#### [WORK TO DO]
Draw out every line with the word "style" from the listing below.

◆ ◆ ◆

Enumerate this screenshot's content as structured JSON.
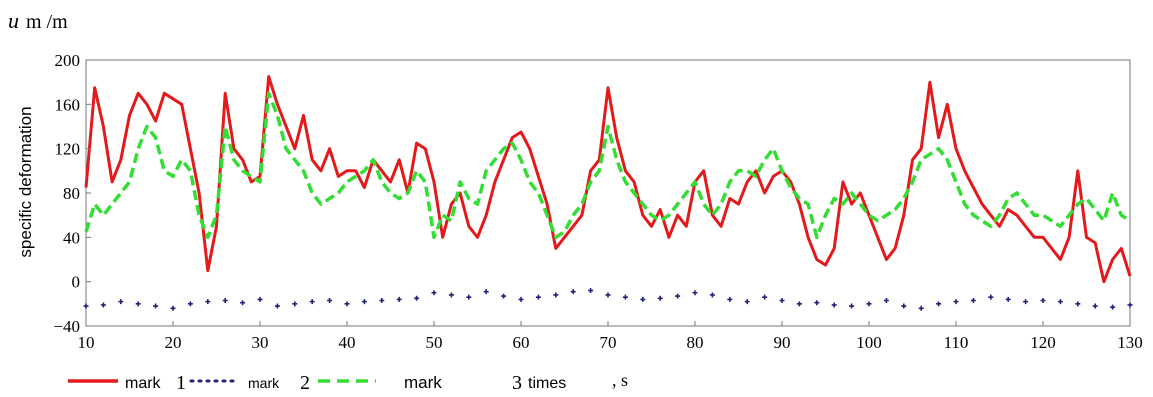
{
  "chart_data": {
    "type": "line",
    "unit_label": "um /m",
    "unit_prefix_glyph": "u",
    "unit_suffix": "m /m",
    "ylabel": "specific deformation",
    "xlabel": ", s",
    "xlim": [
      10,
      130
    ],
    "ylim": [
      -40,
      200
    ],
    "x_ticks": [
      10,
      20,
      30,
      40,
      50,
      60,
      70,
      80,
      90,
      100,
      110,
      120,
      130
    ],
    "y_ticks": [
      -40,
      0,
      40,
      80,
      120,
      160,
      200
    ],
    "y_tick_labels": [
      "−40",
      "0",
      "40",
      "80",
      "120",
      "160",
      "200"
    ],
    "grid": false,
    "legend_position": "bottom",
    "legend": {
      "mark1_word": "mark",
      "mark1_num": "1",
      "mark2_word": "mark",
      "mark2_num": "2",
      "mark3_word": "mark",
      "mark3_num": "3",
      "times_word": "times",
      "xunit": ", s"
    },
    "series": [
      {
        "name": "mark 1",
        "color": "#e31a1c",
        "style": "solid",
        "x": [
          10,
          11,
          12,
          13,
          14,
          15,
          16,
          17,
          18,
          19,
          20,
          21,
          22,
          23,
          24,
          25,
          26,
          27,
          28,
          29,
          30,
          31,
          32,
          33,
          34,
          35,
          36,
          37,
          38,
          39,
          40,
          41,
          42,
          43,
          44,
          45,
          46,
          47,
          48,
          49,
          50,
          51,
          52,
          53,
          54,
          55,
          56,
          57,
          58,
          59,
          60,
          61,
          62,
          63,
          64,
          65,
          66,
          67,
          68,
          69,
          70,
          71,
          72,
          73,
          74,
          75,
          76,
          77,
          78,
          79,
          80,
          81,
          82,
          83,
          84,
          85,
          86,
          87,
          88,
          89,
          90,
          91,
          92,
          93,
          94,
          95,
          96,
          97,
          98,
          99,
          100,
          101,
          102,
          103,
          104,
          105,
          106,
          107,
          108,
          109,
          110,
          111,
          112,
          113,
          114,
          115,
          116,
          117,
          118,
          119,
          120,
          121,
          122,
          123,
          124,
          125,
          126,
          127,
          128,
          129,
          130
        ],
        "values": [
          85,
          175,
          140,
          90,
          110,
          150,
          170,
          160,
          145,
          170,
          165,
          160,
          120,
          80,
          10,
          50,
          170,
          120,
          110,
          90,
          95,
          185,
          160,
          140,
          120,
          150,
          110,
          100,
          120,
          95,
          100,
          100,
          85,
          110,
          100,
          90,
          110,
          80,
          125,
          120,
          90,
          40,
          70,
          80,
          50,
          40,
          60,
          90,
          110,
          130,
          135,
          120,
          95,
          70,
          30,
          40,
          50,
          60,
          100,
          110,
          175,
          130,
          100,
          90,
          60,
          50,
          65,
          40,
          60,
          50,
          90,
          100,
          60,
          50,
          75,
          70,
          90,
          100,
          80,
          95,
          100,
          90,
          70,
          40,
          20,
          15,
          30,
          90,
          70,
          80,
          60,
          40,
          20,
          30,
          60,
          110,
          120,
          180,
          130,
          160,
          120,
          100,
          85,
          70,
          60,
          50,
          65,
          60,
          50,
          40,
          40,
          30,
          20,
          40,
          100,
          40,
          35,
          0,
          20,
          30,
          5
        ]
      },
      {
        "name": "mark 2",
        "color": "#1f2378",
        "style": "dotted",
        "x": [
          10,
          12,
          14,
          16,
          18,
          20,
          22,
          24,
          26,
          28,
          30,
          32,
          34,
          36,
          38,
          40,
          42,
          44,
          46,
          48,
          50,
          52,
          54,
          56,
          58,
          60,
          62,
          64,
          66,
          68,
          70,
          72,
          74,
          76,
          78,
          80,
          82,
          84,
          86,
          88,
          90,
          92,
          94,
          96,
          98,
          100,
          102,
          104,
          106,
          108,
          110,
          112,
          114,
          116,
          118,
          120,
          122,
          124,
          126,
          128,
          130
        ],
        "values": [
          -22,
          -21,
          -18,
          -20,
          -22,
          -24,
          -20,
          -18,
          -17,
          -19,
          -16,
          -22,
          -20,
          -18,
          -17,
          -20,
          -18,
          -17,
          -16,
          -15,
          -10,
          -12,
          -14,
          -9,
          -13,
          -16,
          -14,
          -12,
          -9,
          -8,
          -12,
          -14,
          -16,
          -15,
          -13,
          -10,
          -12,
          -16,
          -18,
          -14,
          -17,
          -20,
          -19,
          -21,
          -22,
          -20,
          -17,
          -22,
          -24,
          -20,
          -18,
          -17,
          -14,
          -16,
          -18,
          -17,
          -18,
          -20,
          -22,
          -23,
          -21
        ]
      },
      {
        "name": "mark 3",
        "color": "#33dd33",
        "style": "dashed",
        "x": [
          10,
          11,
          12,
          13,
          14,
          15,
          16,
          17,
          18,
          19,
          20,
          21,
          22,
          23,
          24,
          25,
          26,
          27,
          28,
          29,
          30,
          31,
          32,
          33,
          34,
          35,
          36,
          37,
          38,
          39,
          40,
          41,
          42,
          43,
          44,
          45,
          46,
          47,
          48,
          49,
          50,
          51,
          52,
          53,
          54,
          55,
          56,
          57,
          58,
          59,
          60,
          61,
          62,
          63,
          64,
          65,
          66,
          67,
          68,
          69,
          70,
          71,
          72,
          73,
          74,
          75,
          76,
          77,
          78,
          79,
          80,
          81,
          82,
          83,
          84,
          85,
          86,
          87,
          88,
          89,
          90,
          91,
          92,
          93,
          94,
          95,
          96,
          97,
          98,
          99,
          100,
          101,
          102,
          103,
          104,
          105,
          106,
          107,
          108,
          109,
          110,
          111,
          112,
          113,
          114,
          115,
          116,
          117,
          118,
          119,
          120,
          121,
          122,
          123,
          124,
          125,
          126,
          127,
          128,
          129,
          130
        ],
        "values": [
          45,
          70,
          60,
          70,
          80,
          90,
          120,
          140,
          130,
          100,
          95,
          110,
          100,
          60,
          40,
          60,
          140,
          110,
          100,
          95,
          90,
          170,
          150,
          120,
          110,
          100,
          80,
          70,
          75,
          80,
          90,
          95,
          100,
          110,
          90,
          80,
          75,
          80,
          100,
          90,
          40,
          60,
          55,
          90,
          75,
          70,
          100,
          110,
          120,
          125,
          110,
          90,
          80,
          60,
          40,
          45,
          60,
          70,
          90,
          100,
          140,
          110,
          90,
          80,
          70,
          60,
          55,
          60,
          70,
          80,
          90,
          70,
          60,
          70,
          90,
          100,
          100,
          95,
          110,
          120,
          100,
          85,
          75,
          70,
          40,
          60,
          75,
          70,
          80,
          70,
          60,
          55,
          60,
          65,
          75,
          90,
          110,
          115,
          120,
          110,
          90,
          70,
          60,
          55,
          50,
          60,
          75,
          80,
          70,
          60,
          60,
          55,
          50,
          60,
          70,
          75,
          65,
          55,
          80,
          60,
          55
        ]
      }
    ]
  }
}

◆ ◆ ◆

#### [OUTPUT OF THE EXERCISE]
        "style": "solid",
        "style": "dotted",
        "style": "dashed",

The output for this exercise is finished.